## Requirement
Would you please report how many lines of the listing contain "move"? Reply with that number only.

## Extracted records
.....

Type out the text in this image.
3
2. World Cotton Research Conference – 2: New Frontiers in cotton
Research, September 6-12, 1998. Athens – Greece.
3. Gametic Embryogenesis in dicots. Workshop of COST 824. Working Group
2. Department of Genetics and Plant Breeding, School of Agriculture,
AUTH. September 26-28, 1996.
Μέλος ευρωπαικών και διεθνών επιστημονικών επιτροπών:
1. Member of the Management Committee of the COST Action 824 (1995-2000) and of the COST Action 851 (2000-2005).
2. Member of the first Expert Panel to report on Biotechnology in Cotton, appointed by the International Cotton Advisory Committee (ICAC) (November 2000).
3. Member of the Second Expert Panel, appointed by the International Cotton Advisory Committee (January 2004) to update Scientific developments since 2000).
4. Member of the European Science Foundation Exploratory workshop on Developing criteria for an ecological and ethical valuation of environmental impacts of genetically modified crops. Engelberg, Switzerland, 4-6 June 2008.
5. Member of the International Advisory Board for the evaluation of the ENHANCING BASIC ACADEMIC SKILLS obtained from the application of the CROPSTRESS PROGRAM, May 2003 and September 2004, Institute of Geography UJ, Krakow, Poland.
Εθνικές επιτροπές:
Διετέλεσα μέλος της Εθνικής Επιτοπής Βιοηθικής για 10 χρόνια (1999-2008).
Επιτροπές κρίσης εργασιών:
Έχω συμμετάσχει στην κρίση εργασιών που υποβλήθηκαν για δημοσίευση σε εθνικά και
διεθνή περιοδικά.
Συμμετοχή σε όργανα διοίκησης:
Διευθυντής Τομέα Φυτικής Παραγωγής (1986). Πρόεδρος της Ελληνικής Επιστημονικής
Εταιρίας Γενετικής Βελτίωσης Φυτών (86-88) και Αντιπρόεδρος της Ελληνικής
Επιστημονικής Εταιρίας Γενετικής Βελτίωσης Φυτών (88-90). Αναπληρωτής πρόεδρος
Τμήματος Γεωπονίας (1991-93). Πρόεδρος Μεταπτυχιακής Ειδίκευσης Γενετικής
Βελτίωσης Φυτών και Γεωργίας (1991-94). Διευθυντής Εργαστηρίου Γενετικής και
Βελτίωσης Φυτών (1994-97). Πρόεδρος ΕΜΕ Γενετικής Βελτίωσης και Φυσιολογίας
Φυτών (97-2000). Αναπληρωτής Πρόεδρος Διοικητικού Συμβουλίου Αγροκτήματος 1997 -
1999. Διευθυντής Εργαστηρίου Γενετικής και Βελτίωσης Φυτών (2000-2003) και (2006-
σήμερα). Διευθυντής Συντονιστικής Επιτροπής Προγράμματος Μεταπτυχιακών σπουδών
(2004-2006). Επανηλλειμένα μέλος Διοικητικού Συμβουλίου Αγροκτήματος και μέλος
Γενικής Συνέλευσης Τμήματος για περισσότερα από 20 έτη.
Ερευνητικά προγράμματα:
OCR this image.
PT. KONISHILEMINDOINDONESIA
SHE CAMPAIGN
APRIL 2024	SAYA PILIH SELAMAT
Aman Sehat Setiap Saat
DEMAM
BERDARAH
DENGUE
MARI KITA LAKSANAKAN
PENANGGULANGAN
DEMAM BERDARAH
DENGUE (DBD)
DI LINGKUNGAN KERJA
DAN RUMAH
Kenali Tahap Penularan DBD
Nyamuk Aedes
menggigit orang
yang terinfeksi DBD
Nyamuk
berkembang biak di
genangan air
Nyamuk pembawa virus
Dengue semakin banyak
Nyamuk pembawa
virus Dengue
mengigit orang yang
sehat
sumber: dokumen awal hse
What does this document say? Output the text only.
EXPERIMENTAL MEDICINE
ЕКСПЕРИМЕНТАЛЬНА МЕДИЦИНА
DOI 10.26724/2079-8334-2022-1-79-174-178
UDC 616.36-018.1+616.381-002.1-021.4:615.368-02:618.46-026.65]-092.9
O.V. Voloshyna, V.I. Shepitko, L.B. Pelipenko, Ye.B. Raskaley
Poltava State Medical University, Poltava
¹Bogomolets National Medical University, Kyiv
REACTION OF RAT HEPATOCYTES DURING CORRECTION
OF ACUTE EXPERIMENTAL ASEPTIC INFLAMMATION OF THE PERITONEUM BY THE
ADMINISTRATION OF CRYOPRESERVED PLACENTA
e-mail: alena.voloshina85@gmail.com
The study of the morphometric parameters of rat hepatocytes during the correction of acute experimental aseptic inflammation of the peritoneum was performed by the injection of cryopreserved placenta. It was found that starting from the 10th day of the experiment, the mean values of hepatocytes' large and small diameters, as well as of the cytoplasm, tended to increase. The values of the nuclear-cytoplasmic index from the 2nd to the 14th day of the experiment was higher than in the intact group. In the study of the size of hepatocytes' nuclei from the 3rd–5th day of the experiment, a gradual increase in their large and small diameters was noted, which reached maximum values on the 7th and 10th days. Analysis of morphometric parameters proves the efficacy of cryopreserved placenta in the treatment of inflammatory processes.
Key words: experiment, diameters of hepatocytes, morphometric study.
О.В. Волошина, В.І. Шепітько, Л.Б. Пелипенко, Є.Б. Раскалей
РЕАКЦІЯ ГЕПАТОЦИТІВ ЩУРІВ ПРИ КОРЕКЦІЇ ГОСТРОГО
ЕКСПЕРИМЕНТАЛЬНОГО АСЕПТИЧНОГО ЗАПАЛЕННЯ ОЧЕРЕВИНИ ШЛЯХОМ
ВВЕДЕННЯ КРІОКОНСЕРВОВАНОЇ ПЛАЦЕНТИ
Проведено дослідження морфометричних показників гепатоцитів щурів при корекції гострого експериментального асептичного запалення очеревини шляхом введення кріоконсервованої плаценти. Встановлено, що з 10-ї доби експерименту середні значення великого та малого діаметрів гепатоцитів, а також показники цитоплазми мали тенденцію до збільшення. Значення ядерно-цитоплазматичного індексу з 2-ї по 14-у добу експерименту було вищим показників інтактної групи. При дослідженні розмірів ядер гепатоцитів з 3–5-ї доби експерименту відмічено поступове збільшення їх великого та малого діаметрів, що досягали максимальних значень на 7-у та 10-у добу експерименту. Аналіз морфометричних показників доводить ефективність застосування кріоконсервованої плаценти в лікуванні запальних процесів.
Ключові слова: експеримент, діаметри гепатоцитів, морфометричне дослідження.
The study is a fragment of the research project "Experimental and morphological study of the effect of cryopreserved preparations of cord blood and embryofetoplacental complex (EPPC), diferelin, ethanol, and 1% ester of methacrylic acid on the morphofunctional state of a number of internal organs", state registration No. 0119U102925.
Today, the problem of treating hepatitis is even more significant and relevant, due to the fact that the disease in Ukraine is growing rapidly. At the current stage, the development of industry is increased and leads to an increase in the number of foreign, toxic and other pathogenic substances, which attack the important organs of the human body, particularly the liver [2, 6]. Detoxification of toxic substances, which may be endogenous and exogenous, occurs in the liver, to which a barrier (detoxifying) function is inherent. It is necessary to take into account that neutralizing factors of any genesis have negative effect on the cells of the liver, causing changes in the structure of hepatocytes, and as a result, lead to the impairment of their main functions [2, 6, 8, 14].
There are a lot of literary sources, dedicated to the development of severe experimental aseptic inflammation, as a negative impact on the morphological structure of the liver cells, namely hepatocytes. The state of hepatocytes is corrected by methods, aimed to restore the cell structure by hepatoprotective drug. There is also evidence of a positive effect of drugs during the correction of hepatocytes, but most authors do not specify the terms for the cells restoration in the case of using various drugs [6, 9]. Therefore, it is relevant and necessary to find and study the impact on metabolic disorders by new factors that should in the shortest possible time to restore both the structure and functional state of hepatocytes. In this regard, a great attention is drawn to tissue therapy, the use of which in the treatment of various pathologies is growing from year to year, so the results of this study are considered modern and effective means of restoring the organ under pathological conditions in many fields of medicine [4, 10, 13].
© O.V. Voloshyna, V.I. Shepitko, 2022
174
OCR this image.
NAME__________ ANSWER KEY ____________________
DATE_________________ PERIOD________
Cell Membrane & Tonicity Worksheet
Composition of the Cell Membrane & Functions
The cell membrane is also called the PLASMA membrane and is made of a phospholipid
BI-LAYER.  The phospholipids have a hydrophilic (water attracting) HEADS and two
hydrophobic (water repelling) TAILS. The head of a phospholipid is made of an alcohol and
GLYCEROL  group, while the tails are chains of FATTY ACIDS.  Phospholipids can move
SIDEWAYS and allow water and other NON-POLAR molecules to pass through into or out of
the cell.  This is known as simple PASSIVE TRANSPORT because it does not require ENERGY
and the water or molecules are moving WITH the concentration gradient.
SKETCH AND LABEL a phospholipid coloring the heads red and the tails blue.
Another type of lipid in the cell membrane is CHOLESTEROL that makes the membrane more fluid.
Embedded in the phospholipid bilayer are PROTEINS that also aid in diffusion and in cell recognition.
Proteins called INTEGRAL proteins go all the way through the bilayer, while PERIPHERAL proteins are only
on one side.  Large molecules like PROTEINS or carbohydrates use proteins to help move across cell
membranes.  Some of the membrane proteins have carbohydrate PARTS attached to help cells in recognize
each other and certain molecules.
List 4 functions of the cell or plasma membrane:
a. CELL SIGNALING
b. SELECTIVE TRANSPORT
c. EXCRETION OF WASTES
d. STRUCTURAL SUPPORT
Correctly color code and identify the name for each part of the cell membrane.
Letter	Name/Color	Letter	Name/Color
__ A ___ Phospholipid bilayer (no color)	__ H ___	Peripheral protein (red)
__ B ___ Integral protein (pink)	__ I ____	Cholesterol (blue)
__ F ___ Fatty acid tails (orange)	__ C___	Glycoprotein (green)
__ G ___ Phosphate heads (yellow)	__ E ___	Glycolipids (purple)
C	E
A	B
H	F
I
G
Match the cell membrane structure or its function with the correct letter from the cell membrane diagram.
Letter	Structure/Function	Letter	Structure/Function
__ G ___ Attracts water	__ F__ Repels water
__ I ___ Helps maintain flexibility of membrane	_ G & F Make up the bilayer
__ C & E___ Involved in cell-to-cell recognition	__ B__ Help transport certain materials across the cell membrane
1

.....

## Task response
2